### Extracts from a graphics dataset
☆ ☆ ☆ ☆ ☆

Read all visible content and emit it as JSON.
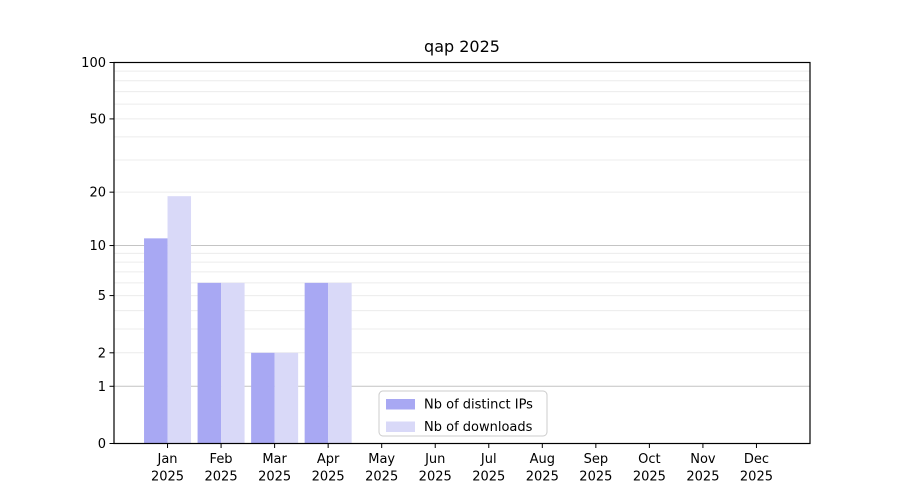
{
  "chart_data": {
    "type": "bar",
    "title": "qap 2025",
    "categories": [
      "Jan",
      "Feb",
      "Mar",
      "Apr",
      "May",
      "Jun",
      "Jul",
      "Aug",
      "Sep",
      "Oct",
      "Nov",
      "Dec"
    ],
    "year_suffix": "2025",
    "series": [
      {
        "name": "Nb of distinct IPs",
        "color": "#a8a8f3",
        "values": [
          11,
          6,
          2,
          6,
          0,
          0,
          0,
          0,
          0,
          0,
          0,
          0
        ]
      },
      {
        "name": "Nb of downloads",
        "color": "#d9d9f8",
        "values": [
          19,
          6,
          2,
          6,
          0,
          0,
          0,
          0,
          0,
          0,
          0,
          0
        ]
      }
    ],
    "yscale": "log1p",
    "ylim": [
      0,
      100
    ],
    "yticks": [
      0,
      1,
      2,
      5,
      10,
      20,
      50,
      100
    ],
    "gridlines": {
      "major": [
        1,
        10,
        100
      ],
      "minor": [
        2,
        3,
        4,
        5,
        6,
        7,
        8,
        9,
        20,
        30,
        40,
        50,
        60,
        70,
        80,
        90
      ],
      "major_color": "#c4c4c4",
      "minor_color": "#ececec"
    },
    "legend": {
      "position": "lower center inside",
      "border_color": "#cccccc",
      "background": "#ffffff"
    },
    "axis_color": "#000000",
    "text_color": "#000000",
    "background": "#ffffff"
  }
}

☆ ☆ ☆ ☆ ☆

### Directions
All of the records need repeating exactly, except for the pictures.

### Solution for this problem
Read all visible content and emit it as JSON.
{
  "chart_data": {
    "type": "bar",
    "title": "qap 2025",
    "categories": [
      "Jan",
      "Feb",
      "Mar",
      "Apr",
      "May",
      "Jun",
      "Jul",
      "Aug",
      "Sep",
      "Oct",
      "Nov",
      "Dec"
    ],
    "year_suffix": "2025",
    "series": [
      {
        "name": "Nb of distinct IPs",
        "color": "#a8a8f3",
        "values": [
          11,
          6,
          2,
          6,
          0,
          0,
          0,
          0,
          0,
          0,
          0,
          0
        ]
      },
      {
        "name": "Nb of downloads",
        "color": "#d9d9f8",
        "values": [
          19,
          6,
          2,
          6,
          0,
          0,
          0,
          0,
          0,
          0,
          0,
          0
        ]
      }
    ],
    "yscale": "log1p",
    "ylim": [
      0,
      100
    ],
    "yticks": [
      0,
      1,
      2,
      5,
      10,
      20,
      50,
      100
    ],
    "gridlines": {
      "major": [
        1,
        10,
        100
      ],
      "minor": [
        2,
        3,
        4,
        5,
        6,
        7,
        8,
        9,
        20,
        30,
        40,
        50,
        60,
        70,
        80,
        90
      ],
      "major_color": "#c4c4c4",
      "minor_color": "#ececec"
    },
    "legend": {
      "position": "lower center inside",
      "border_color": "#cccccc",
      "background": "#ffffff"
    },
    "axis_color": "#000000",
    "text_color": "#000000",
    "background": "#ffffff"
  }
}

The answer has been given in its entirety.